* SET TASK: Locate the word "Журналы" in the entries below, then gather every line that holds it.

* DATA ROWS:
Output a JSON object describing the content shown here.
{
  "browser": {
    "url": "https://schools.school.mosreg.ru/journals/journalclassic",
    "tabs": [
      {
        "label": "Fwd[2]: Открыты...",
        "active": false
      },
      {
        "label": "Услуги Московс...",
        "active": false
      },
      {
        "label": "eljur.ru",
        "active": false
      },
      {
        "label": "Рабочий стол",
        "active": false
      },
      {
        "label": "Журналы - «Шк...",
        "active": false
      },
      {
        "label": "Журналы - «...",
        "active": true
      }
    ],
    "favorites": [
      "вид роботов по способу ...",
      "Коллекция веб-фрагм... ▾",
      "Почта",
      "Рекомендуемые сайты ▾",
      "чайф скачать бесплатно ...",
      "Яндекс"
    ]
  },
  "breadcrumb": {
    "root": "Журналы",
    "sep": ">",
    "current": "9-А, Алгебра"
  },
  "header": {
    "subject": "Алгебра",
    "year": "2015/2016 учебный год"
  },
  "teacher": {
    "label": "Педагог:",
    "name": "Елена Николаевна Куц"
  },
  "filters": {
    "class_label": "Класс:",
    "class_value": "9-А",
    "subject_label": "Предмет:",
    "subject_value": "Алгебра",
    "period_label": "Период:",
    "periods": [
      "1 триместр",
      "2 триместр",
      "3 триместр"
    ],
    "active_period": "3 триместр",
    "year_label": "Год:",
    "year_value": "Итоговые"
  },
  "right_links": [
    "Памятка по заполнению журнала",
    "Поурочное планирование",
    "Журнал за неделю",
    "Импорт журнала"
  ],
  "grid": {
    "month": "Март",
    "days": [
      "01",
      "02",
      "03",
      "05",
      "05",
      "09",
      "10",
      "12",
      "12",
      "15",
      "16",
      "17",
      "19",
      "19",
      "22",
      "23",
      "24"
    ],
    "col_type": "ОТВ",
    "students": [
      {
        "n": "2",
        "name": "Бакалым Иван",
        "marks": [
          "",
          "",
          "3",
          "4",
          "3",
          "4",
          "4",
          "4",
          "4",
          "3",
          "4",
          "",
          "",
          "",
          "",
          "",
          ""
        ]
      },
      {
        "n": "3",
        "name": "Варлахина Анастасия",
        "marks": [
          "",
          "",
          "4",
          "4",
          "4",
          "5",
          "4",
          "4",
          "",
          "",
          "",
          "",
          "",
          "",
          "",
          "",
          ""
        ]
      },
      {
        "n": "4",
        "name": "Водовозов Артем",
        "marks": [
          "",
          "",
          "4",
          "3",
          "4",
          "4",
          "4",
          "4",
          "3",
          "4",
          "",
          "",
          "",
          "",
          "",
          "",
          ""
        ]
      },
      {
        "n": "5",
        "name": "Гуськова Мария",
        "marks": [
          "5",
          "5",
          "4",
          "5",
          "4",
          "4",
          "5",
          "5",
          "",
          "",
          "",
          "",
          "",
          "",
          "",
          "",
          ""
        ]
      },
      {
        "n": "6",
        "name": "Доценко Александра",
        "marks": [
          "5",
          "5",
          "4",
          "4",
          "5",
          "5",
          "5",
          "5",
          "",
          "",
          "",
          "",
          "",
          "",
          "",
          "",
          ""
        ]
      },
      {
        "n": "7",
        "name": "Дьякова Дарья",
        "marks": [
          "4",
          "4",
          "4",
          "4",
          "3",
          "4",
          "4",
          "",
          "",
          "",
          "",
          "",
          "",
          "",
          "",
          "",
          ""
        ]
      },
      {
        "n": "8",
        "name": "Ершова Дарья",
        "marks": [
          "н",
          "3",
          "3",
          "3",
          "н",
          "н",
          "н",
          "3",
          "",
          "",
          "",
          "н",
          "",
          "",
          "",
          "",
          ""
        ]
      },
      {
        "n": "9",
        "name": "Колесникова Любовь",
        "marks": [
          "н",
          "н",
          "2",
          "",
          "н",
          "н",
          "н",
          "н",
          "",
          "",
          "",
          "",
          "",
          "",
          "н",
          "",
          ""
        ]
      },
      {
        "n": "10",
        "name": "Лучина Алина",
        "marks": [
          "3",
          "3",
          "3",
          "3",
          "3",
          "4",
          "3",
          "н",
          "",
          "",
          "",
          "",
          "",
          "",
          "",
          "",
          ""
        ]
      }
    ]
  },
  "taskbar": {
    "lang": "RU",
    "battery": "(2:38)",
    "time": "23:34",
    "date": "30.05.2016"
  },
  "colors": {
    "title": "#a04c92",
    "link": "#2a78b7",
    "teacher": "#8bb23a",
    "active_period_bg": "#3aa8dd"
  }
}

* REPLY TO THE TASK:
        "label": "Журналы - «Шк...",
        "label": "Журналы - «...",
    "root": "Журналы",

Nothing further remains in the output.